#### [SHORT EXERCISE]
Rewrite the lines below from the line containing "Where is each" through the line containing "FancyBboxPatch shape [432, 115, 783, 216]", inclusive, substituting "Marker" for every "Point" and leaving everything else as it is.

****

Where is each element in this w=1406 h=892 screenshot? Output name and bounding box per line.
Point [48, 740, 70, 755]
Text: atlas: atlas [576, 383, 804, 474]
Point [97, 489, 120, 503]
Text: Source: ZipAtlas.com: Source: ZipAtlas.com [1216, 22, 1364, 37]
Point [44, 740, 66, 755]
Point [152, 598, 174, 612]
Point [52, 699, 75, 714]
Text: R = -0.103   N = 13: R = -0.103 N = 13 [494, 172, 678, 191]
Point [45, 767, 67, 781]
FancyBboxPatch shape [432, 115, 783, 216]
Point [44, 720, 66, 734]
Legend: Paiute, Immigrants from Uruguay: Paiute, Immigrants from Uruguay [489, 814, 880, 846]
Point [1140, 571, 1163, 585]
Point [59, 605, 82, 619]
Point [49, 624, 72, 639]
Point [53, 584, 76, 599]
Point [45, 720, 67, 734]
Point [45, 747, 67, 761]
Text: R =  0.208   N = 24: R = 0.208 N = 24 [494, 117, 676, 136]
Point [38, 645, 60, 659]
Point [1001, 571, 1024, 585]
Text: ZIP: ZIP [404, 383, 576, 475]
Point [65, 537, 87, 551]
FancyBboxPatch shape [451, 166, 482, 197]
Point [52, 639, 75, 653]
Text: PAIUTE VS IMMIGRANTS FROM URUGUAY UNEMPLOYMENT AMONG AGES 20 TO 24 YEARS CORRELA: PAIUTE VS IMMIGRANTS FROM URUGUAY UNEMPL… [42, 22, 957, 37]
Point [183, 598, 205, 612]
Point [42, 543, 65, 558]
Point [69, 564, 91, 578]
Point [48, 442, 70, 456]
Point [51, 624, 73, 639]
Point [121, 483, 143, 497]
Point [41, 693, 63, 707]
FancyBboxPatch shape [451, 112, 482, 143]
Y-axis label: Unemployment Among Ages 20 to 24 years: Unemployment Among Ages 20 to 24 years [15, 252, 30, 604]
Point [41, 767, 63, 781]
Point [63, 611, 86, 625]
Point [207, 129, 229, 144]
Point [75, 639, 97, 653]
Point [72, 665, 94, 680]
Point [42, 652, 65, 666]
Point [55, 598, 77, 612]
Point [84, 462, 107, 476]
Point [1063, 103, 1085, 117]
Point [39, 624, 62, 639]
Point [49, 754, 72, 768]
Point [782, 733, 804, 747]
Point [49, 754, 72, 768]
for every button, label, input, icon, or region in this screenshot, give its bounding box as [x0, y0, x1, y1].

****

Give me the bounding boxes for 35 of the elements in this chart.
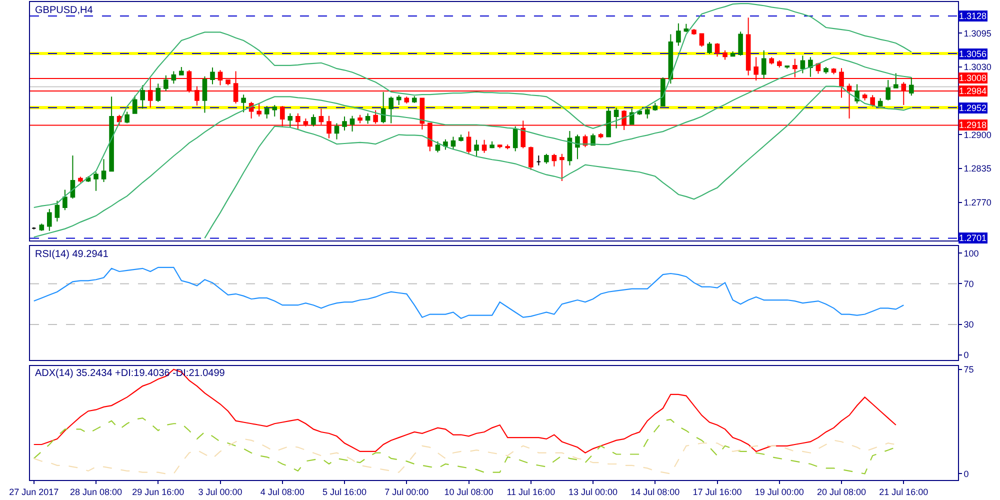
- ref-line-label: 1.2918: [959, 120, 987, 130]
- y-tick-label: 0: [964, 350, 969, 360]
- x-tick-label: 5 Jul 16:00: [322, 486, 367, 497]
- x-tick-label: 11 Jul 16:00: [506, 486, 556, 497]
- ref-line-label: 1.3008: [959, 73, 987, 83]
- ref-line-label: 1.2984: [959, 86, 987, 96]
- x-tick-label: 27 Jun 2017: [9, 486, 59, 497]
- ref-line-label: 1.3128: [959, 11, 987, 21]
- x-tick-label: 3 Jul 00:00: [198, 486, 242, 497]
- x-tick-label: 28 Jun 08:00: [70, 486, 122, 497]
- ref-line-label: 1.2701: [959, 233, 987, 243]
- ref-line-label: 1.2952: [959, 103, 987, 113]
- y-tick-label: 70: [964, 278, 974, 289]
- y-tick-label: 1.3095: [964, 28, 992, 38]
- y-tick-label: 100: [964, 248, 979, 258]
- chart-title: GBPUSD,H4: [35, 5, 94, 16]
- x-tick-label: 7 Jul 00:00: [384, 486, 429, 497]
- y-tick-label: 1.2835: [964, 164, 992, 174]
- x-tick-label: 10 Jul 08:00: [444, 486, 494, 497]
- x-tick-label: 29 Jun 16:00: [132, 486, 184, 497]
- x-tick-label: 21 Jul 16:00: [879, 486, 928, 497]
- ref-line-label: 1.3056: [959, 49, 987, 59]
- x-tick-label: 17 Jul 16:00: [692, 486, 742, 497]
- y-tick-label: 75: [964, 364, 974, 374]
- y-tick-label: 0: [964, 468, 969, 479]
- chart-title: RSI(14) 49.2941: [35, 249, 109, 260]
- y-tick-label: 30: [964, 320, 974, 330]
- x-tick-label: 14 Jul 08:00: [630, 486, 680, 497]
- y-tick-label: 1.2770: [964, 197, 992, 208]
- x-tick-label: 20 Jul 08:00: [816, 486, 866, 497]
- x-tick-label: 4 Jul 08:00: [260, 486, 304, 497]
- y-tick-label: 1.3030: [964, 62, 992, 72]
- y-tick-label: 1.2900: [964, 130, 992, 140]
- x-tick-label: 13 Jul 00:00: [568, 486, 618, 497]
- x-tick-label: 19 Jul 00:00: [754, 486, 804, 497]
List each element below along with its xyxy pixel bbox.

****

#### [CORRECT ANSWER]
Where is each element in this w=1406 h=892 screenshot? Output name and bounding box per line.
Marker [48, 740, 70, 755]
Text: atlas: atlas [576, 383, 804, 474]
Marker [97, 489, 120, 503]
Text: Source: ZipAtlas.com: Source: ZipAtlas.com [1216, 22, 1364, 37]
Marker [44, 740, 66, 755]
Marker [152, 598, 174, 612]
Marker [52, 699, 75, 714]
Text: R = -0.103   N = 13: R = -0.103 N = 13 [494, 172, 678, 191]
Marker [45, 767, 67, 781]
FancyBboxPatch shape [432, 115, 783, 216]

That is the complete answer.